- GIVEN INSTRUCTION: Write out every entry exactly as given, but omit the pictures.

- INPUT DATA:
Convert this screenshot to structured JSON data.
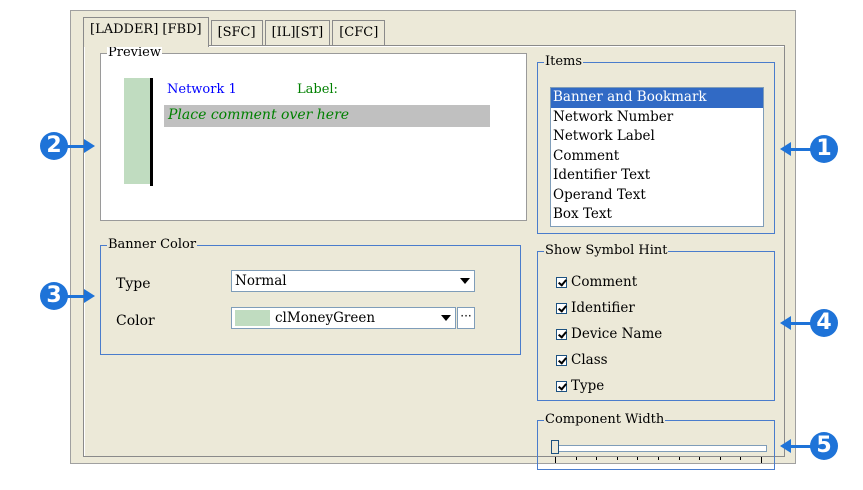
{
  "tabs": [
    "[LADDER] [FBD]",
    "[SFC]",
    "[IL][ST]",
    "[CFC]"
  ],
  "preview": {
    "title": "Preview",
    "network_label": "Network 1",
    "label_text": "Label:",
    "comment_text": "Place comment over here"
  },
  "items": {
    "title": "Items",
    "list": [
      "Banner and Bookmark",
      "Network Number",
      "Network Label",
      "Comment",
      "Identifier Text",
      "Operand Text",
      "Box Text"
    ],
    "selected": "Banner and Bookmark"
  },
  "banner_color": {
    "title": "Banner Color",
    "type_label": "Type",
    "type_value": "Normal",
    "color_label": "Color",
    "color_value": "clMoneyGreen",
    "color_swatch": "#c0dcc0",
    "ellipsis": "···"
  },
  "symbol_hint": {
    "title": "Show Symbol Hint",
    "options": [
      "Comment",
      "Identifier",
      "Device Name",
      "Class",
      "Type"
    ]
  },
  "component_width": {
    "title": "Component Width",
    "level": 0
  },
  "callouts": [
    "1",
    "2",
    "3",
    "4",
    "5"
  ],
  "colors": {
    "accent": "#1e73d8",
    "selection": "#316ac5",
    "banner_green": "#c0dcc0",
    "network_blue": "#0000ff",
    "label_green": "#008000"
  }
}
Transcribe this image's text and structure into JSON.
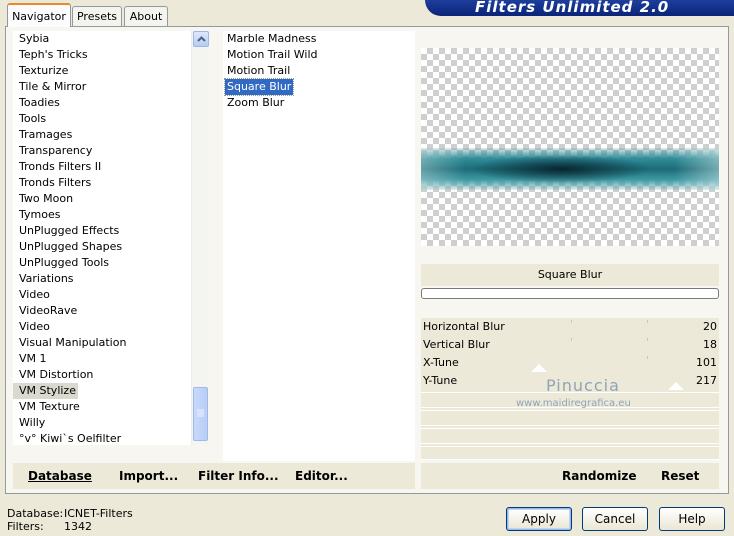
{
  "tabs": [
    "Navigator",
    "Presets",
    "About"
  ],
  "banner_title": "Filters Unlimited 2.0",
  "categories": [
    "Sybia",
    "Teph's Tricks",
    "Texturize",
    "Tile & Mirror",
    "Toadies",
    "Tools",
    "Tramages",
    "Transparency",
    "Tronds Filters II",
    "Tronds Filters",
    "Two Moon",
    "Tymoes",
    "UnPlugged Effects",
    "UnPlugged Shapes",
    "UnPlugged Tools",
    "Variations",
    "Video",
    "VideoRave",
    "Video",
    "Visual Manipulation",
    "VM 1",
    "VM Distortion",
    "VM Stylize",
    "VM Texture",
    "Willy",
    "°v° Kiwi`s Oelfilter"
  ],
  "selected_category": "VM Stylize",
  "filters": [
    "Marble Madness",
    "Motion Trail Wild",
    "Motion Trail",
    "Square Blur",
    "Zoom Blur"
  ],
  "selected_filter": "Square Blur",
  "preview": {
    "filter_title": "Square Blur"
  },
  "params": [
    {
      "label": "Horizontal Blur",
      "value": "20"
    },
    {
      "label": "Vertical Blur",
      "value": "18"
    },
    {
      "label": "X-Tune",
      "value": "101"
    },
    {
      "label": "Y-Tune",
      "value": "217"
    }
  ],
  "watermark": {
    "name": "Pinuccia",
    "url": "www.maidiregrafica.eu"
  },
  "toolbar": {
    "database": "Database",
    "import": "Import...",
    "filter_info": "Filter Info...",
    "editor": "Editor...",
    "randomize": "Randomize",
    "reset": "Reset"
  },
  "footer": {
    "database_label": "Database:",
    "database_value": "ICNET-Filters",
    "filters_label": "Filters:",
    "filters_value": "1342"
  },
  "buttons": {
    "apply": "Apply",
    "cancel": "Cancel",
    "help": "Help"
  }
}
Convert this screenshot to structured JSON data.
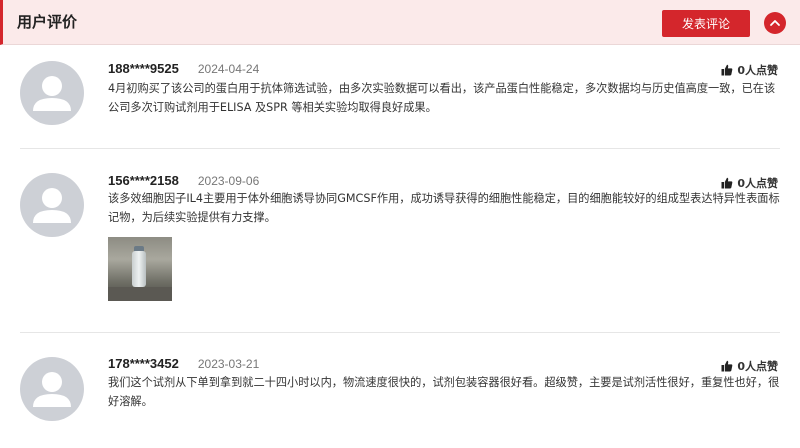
{
  "header": {
    "title": "用户评价",
    "post_button": "发表评论",
    "collapse_icon": "chevron-up-icon",
    "accent_color": "#d4262c"
  },
  "reviews": [
    {
      "user": "188****9525",
      "date": "2024-04-24",
      "likes": "0人点赞",
      "text": "4月初购买了该公司的蛋白用于抗体筛选试验，由多次实验数据可以看出，该产品蛋白性能稳定，多次数据均与历史值高度一致，已在该公司多次订购试剂用于ELISA 及SPR 等相关实验均取得良好成果。"
    },
    {
      "user": "156****2158",
      "date": "2023-09-06",
      "likes": "0人点赞",
      "text": "该多效细胞因子IL4主要用于体外细胞诱导协同GMCSF作用，成功诱导获得的细胞性能稳定，目的细胞能较好的组成型表达特异性表面标记物，为后续实验提供有力支撑。",
      "has_photo": true
    },
    {
      "user": "178****3452",
      "date": "2023-03-21",
      "likes": "0人点赞",
      "text": "我们这个试剂从下单到拿到就二十四小时以内，物流速度很快的，试剂包装容器很好看。超级赞，主要是试剂活性很好，重复性也好，很好溶解。"
    }
  ]
}
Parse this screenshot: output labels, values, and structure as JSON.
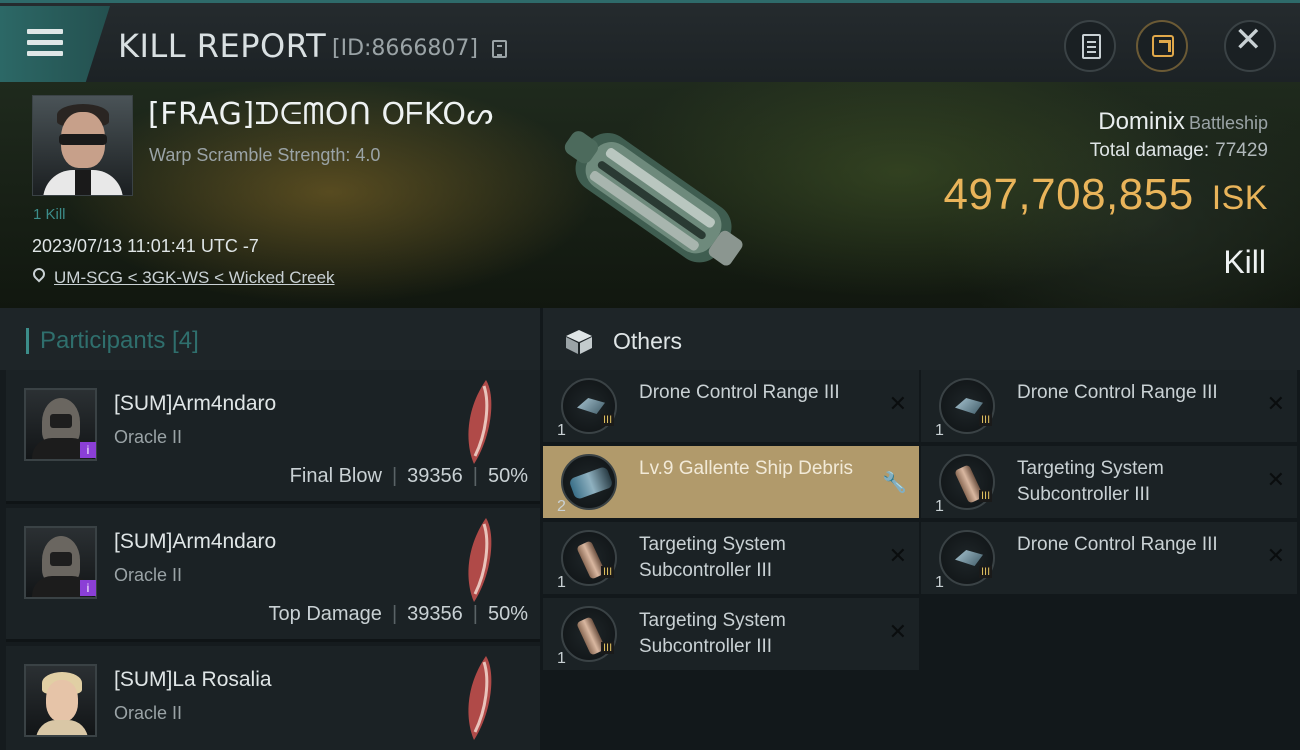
{
  "header": {
    "title": "KILL REPORT",
    "report_id": "[ID:8666807]"
  },
  "victim": {
    "name": "[FRAG]ᗪᕮᗰOᑎ OᖴKOᔕ",
    "scramble": "Warp Scramble Strength: 4.0",
    "kill_tag": "1 Kill",
    "timestamp": "2023/07/13 11:01:41 UTC -7",
    "location": "UM-SCG < 3GK-WS < Wicked Creek",
    "ship_name": "Dominix",
    "ship_class": "Battleship",
    "total_damage_label": "Total damage:",
    "total_damage": "77429",
    "isk_value": "497,708,855",
    "isk_unit": "ISK",
    "result": "Kill"
  },
  "participants": {
    "title": "Participants [4]",
    "items": [
      {
        "name": "[SUM]Arm4ndaro",
        "ship": "Oracle II",
        "role": "Final Blow",
        "damage": "39356",
        "percent": "50%",
        "badge": "i"
      },
      {
        "name": "[SUM]Arm4ndaro",
        "ship": "Oracle II",
        "role": "Top Damage",
        "damage": "39356",
        "percent": "50%",
        "badge": "i"
      },
      {
        "name": "[SUM]La Rosalia",
        "ship": "Oracle II"
      }
    ]
  },
  "others": {
    "title": "Others",
    "items": [
      {
        "name": "Drone Control Range III",
        "qty": "1",
        "tier": "III",
        "icon": "drone-icon"
      },
      {
        "name": "Drone Control Range III",
        "qty": "1",
        "tier": "III",
        "icon": "drone-icon"
      },
      {
        "name": "Lv.9 Gallente Ship Debris",
        "qty": "2",
        "icon": "debris-icon",
        "highlight": true
      },
      {
        "name": "Targeting System Subcontroller III",
        "qty": "1",
        "tier": "III",
        "icon": "targeting-icon"
      },
      {
        "name": "Targeting System Subcontroller III",
        "qty": "1",
        "tier": "III",
        "icon": "targeting-icon"
      },
      {
        "name": "Drone Control Range III",
        "qty": "1",
        "tier": "III",
        "icon": "drone-icon"
      },
      {
        "name": "Targeting System Subcontroller III",
        "qty": "1",
        "tier": "III",
        "icon": "targeting-icon"
      }
    ]
  },
  "colors": {
    "accent": "#3c8d8a",
    "isk": "#e9b45a",
    "highlight": "#b19a6b"
  }
}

- SOLUTION TO THIS TASK:
Convert this screenshot to structured JSON data.
{
  "tabs": [
    "[LADDER] [FBD]",
    "[SFC]",
    "[IL][ST]",
    "[CFC]"
  ],
  "preview": {
    "title": "Preview",
    "network_label": "Network 1",
    "label_text": "Label:",
    "comment_text": "Place comment over here"
  },
  "items": {
    "title": "Items",
    "list": [
      "Banner and Bookmark",
      "Network Number",
      "Network Label",
      "Comment",
      "Identifier Text",
      "Operand Text",
      "Box Text"
    ],
    "selected": "Banner and Bookmark"
  },
  "banner_color": {
    "title": "Banner Color",
    "type_label": "Type",
    "type_value": "Normal",
    "color_label": "Color",
    "color_value": "clMoneyGreen",
    "color_swatch": "#c0dcc0",
    "ellipsis": "···"
  },
  "symbol_hint": {
    "title": "Show Symbol Hint",
    "options": [
      "Comment",
      "Identifier",
      "Device Name",
      "Class",
      "Type"
    ]
  },
  "component_width": {
    "title": "Component Width",
    "level": 0
  },
  "callouts": [
    "1",
    "2",
    "3",
    "4",
    "5"
  ],
  "colors": {
    "accent": "#1e73d8",
    "selection": "#316ac5",
    "banner_green": "#c0dcc0",
    "network_blue": "#0000ff",
    "label_green": "#008000"
  }
}
Transcribe this image's text and structure into JSON.
{
  "tabs": [
    "Navigator",
    "Presets",
    "About"
  ],
  "banner_title": "Filters Unlimited 2.0",
  "categories": [
    "Sybia",
    "Teph's Tricks",
    "Texturize",
    "Tile & Mirror",
    "Toadies",
    "Tools",
    "Tramages",
    "Transparency",
    "Tronds Filters II",
    "Tronds Filters",
    "Two Moon",
    "Tymoes",
    "UnPlugged Effects",
    "UnPlugged Shapes",
    "UnPlugged Tools",
    "Variations",
    "Video",
    "VideoRave",
    "Video",
    "Visual Manipulation",
    "VM 1",
    "VM Distortion",
    "VM Stylize",
    "VM Texture",
    "Willy",
    "°v° Kiwi`s Oelfilter"
  ],
  "selected_category": "VM Stylize",
  "filters": [
    "Marble Madness",
    "Motion Trail Wild",
    "Motion Trail",
    "Square Blur",
    "Zoom Blur"
  ],
  "selected_filter": "Square Blur",
  "preview": {
    "filter_title": "Square Blur"
  },
  "params": [
    {
      "label": "Horizontal Blur",
      "value": "20"
    },
    {
      "label": "Vertical Blur",
      "value": "18"
    },
    {
      "label": "X-Tune",
      "value": "101"
    },
    {
      "label": "Y-Tune",
      "value": "217"
    }
  ],
  "watermark": {
    "name": "Pinuccia",
    "url": "www.maidiregrafica.eu"
  },
  "toolbar": {
    "database": "Database",
    "import": "Import...",
    "filter_info": "Filter Info...",
    "editor": "Editor...",
    "randomize": "Randomize",
    "reset": "Reset"
  },
  "footer": {
    "database_label": "Database:",
    "database_value": "ICNET-Filters",
    "filters_label": "Filters:",
    "filters_value": "1342"
  },
  "buttons": {
    "apply": "Apply",
    "cancel": "Cancel",
    "help": "Help"
  }
}
Convert this screenshot to structured JSON data.
{
  "header": {
    "title": "用户评价",
    "post_button": "发表评论",
    "collapse_icon": "chevron-up-icon",
    "accent_color": "#d4262c"
  },
  "reviews": [
    {
      "user": "188****9525",
      "date": "2024-04-24",
      "likes": "0人点赞",
      "text": "4月初购买了该公司的蛋白用于抗体筛选试验，由多次实验数据可以看出，该产品蛋白性能稳定，多次数据均与历史值高度一致，已在该公司多次订购试剂用于ELISA 及SPR 等相关实验均取得良好成果。"
    },
    {
      "user": "156****2158",
      "date": "2023-09-06",
      "likes": "0人点赞",
      "text": "该多效细胞因子IL4主要用于体外细胞诱导协同GMCSF作用，成功诱导获得的细胞性能稳定，目的细胞能较好的组成型表达特异性表面标记物，为后续实验提供有力支撑。",
      "has_photo": true
    },
    {
      "user": "178****3452",
      "date": "2023-03-21",
      "likes": "0人点赞",
      "text": "我们这个试剂从下单到拿到就二十四小时以内，物流速度很快的，试剂包装容器很好看。超级赞，主要是试剂活性很好，重复性也好，很好溶解。"
    }
  ]
}
Parse this screenshot: output labels, values, and structure as JSON.
{
  "header": {
    "title": "KILL REPORT",
    "report_id": "[ID:8666807]"
  },
  "victim": {
    "name": "[FRAG]ᗪᕮᗰOᑎ OᖴKOᔕ",
    "scramble": "Warp Scramble Strength: 4.0",
    "kill_tag": "1 Kill",
    "timestamp": "2023/07/13 11:01:41 UTC -7",
    "location": "UM-SCG < 3GK-WS < Wicked Creek",
    "ship_name": "Dominix",
    "ship_class": "Battleship",
    "total_damage_label": "Total damage:",
    "total_damage": "77429",
    "isk_value": "497,708,855",
    "isk_unit": "ISK",
    "result": "Kill"
  },
  "participants": {
    "title": "Participants [4]",
    "items": [
      {
        "name": "[SUM]Arm4ndaro",
        "ship": "Oracle II",
        "role": "Final Blow",
        "damage": "39356",
        "percent": "50%",
        "badge": "i"
      },
      {
        "name": "[SUM]Arm4ndaro",
        "ship": "Oracle II",
        "role": "Top Damage",
        "damage": "39356",
        "percent": "50%",
        "badge": "i"
      },
      {
        "name": "[SUM]La Rosalia",
        "ship": "Oracle II"
      }
    ]
  },
  "others": {
    "title": "Others",
    "items": [
      {
        "name": "Drone Control Range III",
        "qty": "1",
        "tier": "III",
        "icon": "drone-icon"
      },
      {
        "name": "Drone Control Range III",
        "qty": "1",
        "tier": "III",
        "icon": "drone-icon"
      },
      {
        "name": "Lv.9 Gallente Ship Debris",
        "qty": "2",
        "icon": "debris-icon",
        "highlight": true
      },
      {
        "name": "Targeting System Subcontroller III",
        "qty": "1",
        "tier": "III",
        "icon": "targeting-icon"
      },
      {
        "name": "Targeting System Subcontroller III",
        "qty": "1",
        "tier": "III",
        "icon": "targeting-icon"
      },
      {
        "name": "Drone Control Range III",
        "qty": "1",
        "tier": "III",
        "icon": "drone-icon"
      },
      {
        "name": "Targeting System Subcontroller III",
        "qty": "1",
        "tier": "III",
        "icon": "targeting-icon"
      }
    ]
  },
  "colors": {
    "accent": "#3c8d8a",
    "isk": "#e9b45a",
    "highlight": "#b19a6b"
  }
}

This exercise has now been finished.